TASK DETAILS: Every line below must be reproduced exactly. Copy them all.

--------------------------------

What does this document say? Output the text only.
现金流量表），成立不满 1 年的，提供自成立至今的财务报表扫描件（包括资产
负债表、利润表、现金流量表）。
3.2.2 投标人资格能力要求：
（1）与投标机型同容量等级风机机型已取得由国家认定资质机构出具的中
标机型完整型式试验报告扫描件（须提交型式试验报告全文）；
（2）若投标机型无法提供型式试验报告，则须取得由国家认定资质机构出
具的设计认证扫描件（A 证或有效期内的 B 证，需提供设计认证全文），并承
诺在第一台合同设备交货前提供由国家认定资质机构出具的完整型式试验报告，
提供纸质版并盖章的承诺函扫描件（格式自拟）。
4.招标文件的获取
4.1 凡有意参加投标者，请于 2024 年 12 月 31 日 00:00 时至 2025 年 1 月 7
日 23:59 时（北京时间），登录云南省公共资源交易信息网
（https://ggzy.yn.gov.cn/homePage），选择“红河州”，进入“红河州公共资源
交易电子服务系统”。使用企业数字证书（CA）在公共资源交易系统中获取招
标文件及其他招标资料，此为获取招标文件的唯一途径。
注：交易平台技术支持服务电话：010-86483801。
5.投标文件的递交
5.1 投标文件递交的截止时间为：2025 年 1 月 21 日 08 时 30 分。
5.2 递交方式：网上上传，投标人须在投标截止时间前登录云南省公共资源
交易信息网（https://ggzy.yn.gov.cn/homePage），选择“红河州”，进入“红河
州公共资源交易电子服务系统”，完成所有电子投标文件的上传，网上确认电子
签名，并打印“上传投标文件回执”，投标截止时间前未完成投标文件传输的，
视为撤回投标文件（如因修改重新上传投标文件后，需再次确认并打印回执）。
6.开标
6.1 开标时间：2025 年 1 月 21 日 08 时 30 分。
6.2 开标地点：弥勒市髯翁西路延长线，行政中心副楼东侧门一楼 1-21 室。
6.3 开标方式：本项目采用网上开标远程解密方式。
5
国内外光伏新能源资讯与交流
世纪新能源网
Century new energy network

--------------------------------

OUTPUT FOR THIS EXERCISE:
What does this document say? Output the text only.
现金流量表），成立不满 1 年的，提供自成立至今的财务报表扫描件（包括资产
负债表、利润表、现金流量表）。
3.2.2 投标人资格能力要求：
（1）与投标机型同容量等级风机机型已取得由国家认定资质机构出具的中
标机型完整型式试验报告扫描件（须提交型式试验报告全文）；
（2）若投标机型无法提供型式试验报告，则须取得由国家认定资质机构出
具的设计认证扫描件（A 证或有效期内的 B 证，需提供设计认证全文），并承
诺在第一台合同设备交货前提供由国家认定资质机构出具的完整型式试验报告，
提供纸质版并盖章的承诺函扫描件（格式自拟）。
4.招标文件的获取
4.1 凡有意参加投标者，请于 2024 年 12 月 31 日 00:00 时至 2025 年 1 月 7
日 23:59 时（北京时间），登录云南省公共资源交易信息网
（https://ggzy.yn.gov.cn/homePage），选择“红河州”，进入“红河州公共资源
交易电子服务系统”。使用企业数字证书（CA）在公共资源交易系统中获取招
标文件及其他招标资料，此为获取招标文件的唯一途径。
注：交易平台技术支持服务电话：010-86483801。
5.投标文件的递交
5.1 投标文件递交的截止时间为：2025 年 1 月 21 日 08 时 30 分。
5.2 递交方式：网上上传，投标人须在投标截止时间前登录云南省公共资源
交易信息网（https://ggzy.yn.gov.cn/homePage），选择“红河州”，进入“红河
州公共资源交易电子服务系统”，完成所有电子投标文件的上传，网上确认电子
签名，并打印“上传投标文件回执”，投标截止时间前未完成投标文件传输的，
视为撤回投标文件（如因修改重新上传投标文件后，需再次确认并打印回执）。
6.开标
6.1 开标时间：2025 年 1 月 21 日 08 时 30 分。
6.2 开标地点：弥勒市髯翁西路延长线，行政中心副楼东侧门一楼 1-21 室。
6.3 开标方式：本项目采用网上开标远程解密方式。
5
国内外光伏新能源资讯与交流
世纪新能源网
Century new energy network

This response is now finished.